> [To be done] Transcribe every record that appears below, exactly and in full.

Stored records
--- START ---

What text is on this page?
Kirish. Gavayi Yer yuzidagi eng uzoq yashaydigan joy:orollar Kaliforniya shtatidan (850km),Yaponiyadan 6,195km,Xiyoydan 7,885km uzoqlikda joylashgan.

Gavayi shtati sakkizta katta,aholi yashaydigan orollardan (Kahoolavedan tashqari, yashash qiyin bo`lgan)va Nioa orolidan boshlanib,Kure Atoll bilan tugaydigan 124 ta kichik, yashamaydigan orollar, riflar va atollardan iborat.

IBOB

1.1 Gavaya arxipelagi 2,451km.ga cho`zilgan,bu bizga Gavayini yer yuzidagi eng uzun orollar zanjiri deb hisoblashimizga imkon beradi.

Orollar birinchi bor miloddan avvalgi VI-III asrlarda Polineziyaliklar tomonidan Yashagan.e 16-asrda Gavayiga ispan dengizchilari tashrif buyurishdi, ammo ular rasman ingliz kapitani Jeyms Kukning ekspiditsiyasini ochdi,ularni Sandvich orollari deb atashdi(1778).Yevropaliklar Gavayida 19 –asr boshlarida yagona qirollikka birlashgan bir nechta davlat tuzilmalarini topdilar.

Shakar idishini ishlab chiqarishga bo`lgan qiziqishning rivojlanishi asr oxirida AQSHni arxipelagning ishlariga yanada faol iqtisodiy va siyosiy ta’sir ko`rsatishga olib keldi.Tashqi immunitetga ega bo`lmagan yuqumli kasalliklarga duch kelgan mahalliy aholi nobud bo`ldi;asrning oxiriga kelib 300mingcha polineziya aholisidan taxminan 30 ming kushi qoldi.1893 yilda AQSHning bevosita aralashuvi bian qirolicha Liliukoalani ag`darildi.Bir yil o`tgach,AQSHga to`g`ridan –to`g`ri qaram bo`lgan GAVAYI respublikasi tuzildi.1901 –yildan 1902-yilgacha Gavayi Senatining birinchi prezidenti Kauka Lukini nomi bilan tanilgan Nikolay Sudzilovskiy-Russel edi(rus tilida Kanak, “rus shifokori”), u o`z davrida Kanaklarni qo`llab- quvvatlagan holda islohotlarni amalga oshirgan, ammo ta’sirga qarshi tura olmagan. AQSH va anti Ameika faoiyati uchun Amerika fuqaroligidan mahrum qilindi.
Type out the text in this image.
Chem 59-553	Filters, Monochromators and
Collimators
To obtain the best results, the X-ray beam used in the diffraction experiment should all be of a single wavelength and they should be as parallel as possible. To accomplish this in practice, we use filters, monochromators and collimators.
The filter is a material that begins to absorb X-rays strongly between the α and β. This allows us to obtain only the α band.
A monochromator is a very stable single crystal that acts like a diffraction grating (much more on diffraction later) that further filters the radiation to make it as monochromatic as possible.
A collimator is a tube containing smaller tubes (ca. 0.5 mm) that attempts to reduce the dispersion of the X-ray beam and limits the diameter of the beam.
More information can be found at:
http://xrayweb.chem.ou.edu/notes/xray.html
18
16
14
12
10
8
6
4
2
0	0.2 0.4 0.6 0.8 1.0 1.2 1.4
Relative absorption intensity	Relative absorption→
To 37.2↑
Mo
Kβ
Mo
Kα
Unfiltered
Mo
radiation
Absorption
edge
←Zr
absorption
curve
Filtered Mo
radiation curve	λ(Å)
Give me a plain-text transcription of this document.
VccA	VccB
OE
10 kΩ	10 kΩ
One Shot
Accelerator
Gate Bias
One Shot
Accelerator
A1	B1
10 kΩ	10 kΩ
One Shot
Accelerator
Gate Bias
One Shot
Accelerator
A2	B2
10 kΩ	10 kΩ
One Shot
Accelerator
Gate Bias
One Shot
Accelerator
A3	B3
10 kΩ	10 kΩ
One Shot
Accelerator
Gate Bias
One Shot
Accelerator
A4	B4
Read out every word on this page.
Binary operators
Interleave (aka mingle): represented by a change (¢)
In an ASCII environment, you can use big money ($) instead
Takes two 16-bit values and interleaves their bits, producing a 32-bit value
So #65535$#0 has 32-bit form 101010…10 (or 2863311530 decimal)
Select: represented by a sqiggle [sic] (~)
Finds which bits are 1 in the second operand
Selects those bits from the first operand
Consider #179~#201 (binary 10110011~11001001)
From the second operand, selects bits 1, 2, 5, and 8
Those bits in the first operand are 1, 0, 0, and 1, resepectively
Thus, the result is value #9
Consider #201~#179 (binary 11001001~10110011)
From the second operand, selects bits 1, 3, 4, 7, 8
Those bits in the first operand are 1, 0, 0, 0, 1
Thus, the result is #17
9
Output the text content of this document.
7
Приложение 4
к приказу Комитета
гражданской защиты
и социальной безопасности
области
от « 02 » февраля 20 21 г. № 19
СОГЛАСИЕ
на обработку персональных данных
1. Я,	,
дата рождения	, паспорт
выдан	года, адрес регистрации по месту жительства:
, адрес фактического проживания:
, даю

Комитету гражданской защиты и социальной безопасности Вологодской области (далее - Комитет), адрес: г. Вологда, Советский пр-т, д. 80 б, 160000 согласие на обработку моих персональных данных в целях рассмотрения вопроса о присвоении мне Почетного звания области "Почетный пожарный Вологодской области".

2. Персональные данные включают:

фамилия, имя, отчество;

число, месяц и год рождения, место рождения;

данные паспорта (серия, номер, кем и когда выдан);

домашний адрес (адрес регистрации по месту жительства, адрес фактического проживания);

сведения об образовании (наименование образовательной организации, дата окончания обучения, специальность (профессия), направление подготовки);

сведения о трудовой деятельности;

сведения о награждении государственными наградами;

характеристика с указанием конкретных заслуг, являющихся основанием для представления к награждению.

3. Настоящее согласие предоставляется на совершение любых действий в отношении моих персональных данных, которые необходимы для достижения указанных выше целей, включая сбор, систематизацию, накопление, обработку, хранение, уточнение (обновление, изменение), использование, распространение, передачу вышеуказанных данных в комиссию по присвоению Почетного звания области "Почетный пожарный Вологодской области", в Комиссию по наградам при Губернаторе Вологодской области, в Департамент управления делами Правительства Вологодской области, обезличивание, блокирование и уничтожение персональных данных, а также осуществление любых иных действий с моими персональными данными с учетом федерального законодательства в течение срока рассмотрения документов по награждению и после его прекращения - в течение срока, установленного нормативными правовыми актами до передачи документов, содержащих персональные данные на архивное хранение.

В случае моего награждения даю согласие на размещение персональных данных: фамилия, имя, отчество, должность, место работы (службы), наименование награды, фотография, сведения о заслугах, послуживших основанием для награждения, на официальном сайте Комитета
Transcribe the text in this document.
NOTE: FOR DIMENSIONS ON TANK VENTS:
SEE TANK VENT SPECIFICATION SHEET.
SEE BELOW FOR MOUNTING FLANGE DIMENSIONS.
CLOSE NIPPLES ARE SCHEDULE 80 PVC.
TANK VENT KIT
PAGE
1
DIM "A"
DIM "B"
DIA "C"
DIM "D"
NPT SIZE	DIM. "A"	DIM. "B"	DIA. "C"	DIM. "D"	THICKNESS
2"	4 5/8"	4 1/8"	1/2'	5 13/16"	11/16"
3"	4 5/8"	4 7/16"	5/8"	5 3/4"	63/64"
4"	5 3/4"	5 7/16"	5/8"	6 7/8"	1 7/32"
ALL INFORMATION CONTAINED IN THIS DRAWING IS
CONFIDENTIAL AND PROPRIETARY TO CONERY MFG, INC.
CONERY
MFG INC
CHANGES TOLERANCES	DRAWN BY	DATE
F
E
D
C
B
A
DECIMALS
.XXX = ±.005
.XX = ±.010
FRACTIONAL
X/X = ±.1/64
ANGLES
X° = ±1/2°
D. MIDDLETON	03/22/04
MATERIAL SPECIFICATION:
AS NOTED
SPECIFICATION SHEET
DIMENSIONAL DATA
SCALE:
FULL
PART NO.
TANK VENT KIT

--- END ---

> [Exercise solution]
What text is on this page?
Kirish. Gavayi Yer yuzidagi eng uzoq yashaydigan joy:orollar Kaliforniya shtatidan (850km),Yaponiyadan 6,195km,Xiyoydan 7,885km uzoqlikda joylashgan.

Gavayi shtati sakkizta katta,aholi yashaydigan orollardan (Kahoolavedan tashqari, yashash qiyin bo`lgan)va Nioa orolidan boshlanib,Kure Atoll bilan tugaydigan 124 ta kichik, yashamaydigan orollar, riflar va atollardan iborat.

IBOB

1.1 Gavaya arxipelagi 2,451km.ga cho`zilgan,bu bizga Gavayini yer yuzidagi eng uzun orollar zanjiri deb hisoblashimizga imkon beradi.

Orollar birinchi bor miloddan avvalgi VI-III asrlarda Polineziyaliklar tomonidan Yashagan.e 16-asrda Gavayiga ispan dengizchilari tashrif buyurishdi, ammo ular rasman ingliz kapitani Jeyms Kukning ekspiditsiyasini ochdi,ularni Sandvich orollari deb atashdi(1778).Yevropaliklar Gavayida 19 –asr boshlarida yagona qirollikka birlashgan bir nechta davlat tuzilmalarini topdilar.

Shakar idishini ishlab chiqarishga bo`lgan qiziqishning rivojlanishi asr oxirida AQSHni arxipelagning ishlariga yanada faol iqtisodiy va siyosiy ta’sir ko`rsatishga olib keldi.Tashqi immunitetga ega bo`lmagan yuqumli kasalliklarga duch kelgan mahalliy aholi nobud bo`ldi;asrning oxiriga kelib 300mingcha polineziya aholisidan taxminan 30 ming kushi qoldi.1893 yilda AQSHning bevosita aralashuvi bian qirolicha Liliukoalani ag`darildi.Bir yil o`tgach,AQSHga to`g`ridan –to`g`ri qaram bo`lgan GAVAYI respublikasi tuzildi.1901 –yildan 1902-yilgacha Gavayi Senatining birinchi prezidenti Kauka Lukini nomi bilan tanilgan Nikolay Sudzilovskiy-Russel edi(rus tilida Kanak, “rus shifokori”), u o`z davrida Kanaklarni qo`llab- quvvatlagan holda islohotlarni amalga oshirgan, ammo ta’sirga qarshi tura olmagan. AQSH va anti Ameika faoiyati uchun Amerika fuqaroligidan mahrum qilindi.
Type out the text in this image.
Chem 59-553	Filters, Monochromators and
Collimators
To obtain the best results, the X-ray beam used in the diffraction experiment should all be of a single wavelength and they should be as parallel as possible. To accomplish this in practice, we use filters, monochromators and collimators.
The filter is a material that begins to absorb X-rays strongly between the α and β. This allows us to obtain only the α band.
A monochromator is a very stable single crystal that acts like a diffraction grating (much more on diffraction later) that further filters the radiation to make it as monochromatic as possible.
A collimator is a tube containing smaller tubes (ca. 0.5 mm) that attempts to reduce the dispersion of the X-ray beam and limits the diameter of the beam.
More information can be found at:
http://xrayweb.chem.ou.edu/notes/xray.html
18
16
14
12
10
8
6
4
2
0	0.2 0.4 0.6 0.8 1.0 1.2 1.4
Relative absorption intensity	Relative absorption→
To 37.2↑
Mo
Kβ
Mo
Kα
Unfiltered
Mo
radiation
Absorption
edge
←Zr
absorption
curve
Filtered Mo
radiation curve	λ(Å)
Give me a plain-text transcription of this document.
VccA	VccB
OE
10 kΩ	10 kΩ
One Shot
Accelerator
Gate Bias
One Shot
Accelerator
A1	B1
10 kΩ	10 kΩ
One Shot
Accelerator
Gate Bias
One Shot
Accelerator
A2	B2
10 kΩ	10 kΩ
One Shot
Accelerator
Gate Bias
One Shot
Accelerator
A3	B3
10 kΩ	10 kΩ
One Shot
Accelerator
Gate Bias
One Shot
Accelerator
A4	B4
Read out every word on this page.
Binary operators
Interleave (aka mingle): represented by a change (¢)
In an ASCII environment, you can use big money ($) instead
Takes two 16-bit values and interleaves their bits, producing a 32-bit value
So #65535$#0 has 32-bit form 101010…10 (or 2863311530 decimal)
Select: represented by a sqiggle [sic] (~)
Finds which bits are 1 in the second operand
Selects those bits from the first operand
Consider #179~#201 (binary 10110011~11001001)
From the second operand, selects bits 1, 2, 5, and 8
Those bits in the first operand are 1, 0, 0, and 1, resepectively
Thus, the result is value #9
Consider #201~#179 (binary 11001001~10110011)
From the second operand, selects bits 1, 3, 4, 7, 8
Those bits in the first operand are 1, 0, 0, 0, 1
Thus, the result is #17
9
Output the text content of this document.
7
Приложение 4
к приказу Комитета
гражданской защиты
и социальной безопасности
области
от « 02 » февраля 20 21 г. № 19
СОГЛАСИЕ
на обработку персональных данных
1. Я,	,
дата рождения	, паспорт
выдан	года, адрес регистрации по месту жительства:
, адрес фактического проживания:
, даю

Комитету гражданской защиты и социальной безопасности Вологодской области (далее - Комитет), адрес: г. Вологда, Советский пр-т, д. 80 б, 160000 согласие на обработку моих персональных данных в целях рассмотрения вопроса о присвоении мне Почетного звания области "Почетный пожарный Вологодской области".

2. Персональные данные включают:

фамилия, имя, отчество;

число, месяц и год рождения, место рождения;

данные паспорта (серия, номер, кем и когда выдан);

домашний адрес (адрес регистрации по месту жительства, адрес фактического проживания);

сведения об образовании (наименование образовательной организации, дата окончания обучения, специальность (профессия), направление подготовки);

сведения о трудовой деятельности;

сведения о награждении государственными наградами;

характеристика с указанием конкретных заслуг, являющихся основанием для представления к награждению.

3. Настоящее согласие предоставляется на совершение любых действий в отношении моих персональных данных, которые необходимы для достижения указанных выше целей, включая сбор, систематизацию, накопление, обработку, хранение, уточнение (обновление, изменение), использование, распространение, передачу вышеуказанных данных в комиссию по присвоению Почетного звания области "Почетный пожарный Вологодской области", в Комиссию по наградам при Губернаторе Вологодской области, в Департамент управления делами Правительства Вологодской области, обезличивание, блокирование и уничтожение персональных данных, а также осуществление любых иных действий с моими персональными данными с учетом федерального законодательства в течение срока рассмотрения документов по награждению и после его прекращения - в течение срока, установленного нормативными правовыми актами до передачи документов, содержащих персональные данные на архивное хранение.

В случае моего награждения даю согласие на размещение персональных данных: фамилия, имя, отчество, должность, место работы (службы), наименование награды, фотография, сведения о заслугах, послуживших основанием для награждения, на официальном сайте Комитета
Transcribe the text in this document.
NOTE: FOR DIMENSIONS ON TANK VENTS:
SEE TANK VENT SPECIFICATION SHEET.
SEE BELOW FOR MOUNTING FLANGE DIMENSIONS.
CLOSE NIPPLES ARE SCHEDULE 80 PVC.
TANK VENT KIT
PAGE
1
DIM "A"
DIM "B"
DIA "C"
DIM "D"
NPT SIZE	DIM. "A"	DIM. "B"	DIA. "C"	DIM. "D"	THICKNESS
2"	4 5/8"	4 1/8"	1/2'	5 13/16"	11/16"
3"	4 5/8"	4 7/16"	5/8"	5 3/4"	63/64"
4"	5 3/4"	5 7/16"	5/8"	6 7/8"	1 7/32"
ALL INFORMATION CONTAINED IN THIS DRAWING IS
CONFIDENTIAL AND PROPRIETARY TO CONERY MFG, INC.
CONERY
MFG INC
CHANGES TOLERANCES	DRAWN BY	DATE
F
E
D
C
B
A
DECIMALS
.XXX = ±.005
.XX = ±.010
FRACTIONAL
X/X = ±.1/64
ANGLES
X° = ±1/2°
D. MIDDLETON	03/22/04
MATERIAL SPECIFICATION:
AS NOTED
SPECIFICATION SHEET
DIMENSIONAL DATA
SCALE:
FULL
PART NO.
TANK VENT KIT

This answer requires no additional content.